_WHAT YOU ARE ASKED TO DO_
In the quarterly report excerpt, how much did the cumulative effect of rescinding EITF Issue 98-10, recorded on January 1, 2003, reduce after-tax earnings?

Information in this Quarterly Report is unaudited and should be read in
conjunction with the Annual Report on Form 10-K for the year ended
December 31, 2002 (Annual Report) and the Quarterly Report on Form 10-Q
for the three months ended March 31, 2003.

The company's significant accounting policies are described in Note 1
of the notes to Consolidated Financial Statements in the Annual Report.
The same accounting policies are followed for interim reporting
purposes.

As described in the notes to Consolidated Financial Statements in the
Annual Report, the California Utilities account for the economic
effects of regulation on utility operations (excluding generation
operations) in accordance with Statement of Financial Accounting
Standards (SFAS) No. 71, "Accounting for the Effects of Certain Types
of Regulation".


COMPREHENSIVE INCOME

The following is a reconciliation of net income to comprehensive
income.


Three months Six months
ended ended
June 30, June 30,
---------------------------------
(Dollars in millions) 2003 2002 2003 2002
- -----------------------------------------------------------------
Net income $ 116 $ 147 $ 204 $ 293

Foreign currency adjustments 30 (34) 44 (128)

Minimum pension liability
adjustments -- (14) (6) (14)

Financial instruments -- 1 -- --
---------------------------------
Comprehensive income $ 146 $ 100 $ 242 $ 151
- -----------------------------------------------------------------

2. NEW ACCOUNTING STANDARDS

Emerging Issues Task Force (EITF) 98-10 "Accounting for Contracts
Involved in Energy Trading and Risk Management Activities": In
accordance with the EITF's rescission of Issue 98-10, the company no
longer recognizes energy-related contracts under mark-to-market
accounting unless the contracts meet the requirements stated under SFAS
133 "Accounting for Derivative Instruments and Hedging Activities,"
which is the case for a substantial majority of the company's
contracts. On January 1, 2003, the company recorded the initial effect
of rescinding Issue 98-10 as a cumulative effect of a change in
accounting principle, which reduced after-tax earnings by $29 million.
Only $18 million of the $29 million had been included in net income
through December 31, 2002. However, the $18 million was net of the
after-tax effect of income-based expenses, which are not considered in
calculating the cumulative effect of the accounting change. As the
underlying transactions are completed subsequent to December 31, 2002,
and the gains or losses are recorded, the entire $29 million, plus or
minus intervening changes in market value, will be included in the
calculation of net income. On a net basis, no such realization occurred
during the six months ended June 30, 2003. In addition, the ongoing
effect of rescinding EITF 98-10 negatively impacted after-tax earnings
for the three and six months ended June 30, 2003 by an additional $7
million and $16 million, respectively. Neither the cumulative nor the
ongoing effect impacts the company's cash flow or liquidity.

_GIVEN INFORMATION_

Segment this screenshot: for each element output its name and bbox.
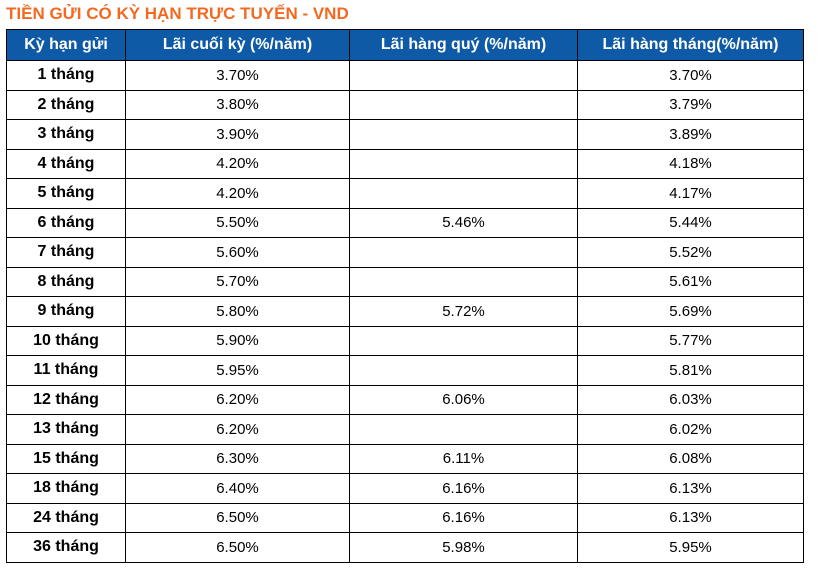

_TASK OUTPUT_
$29 million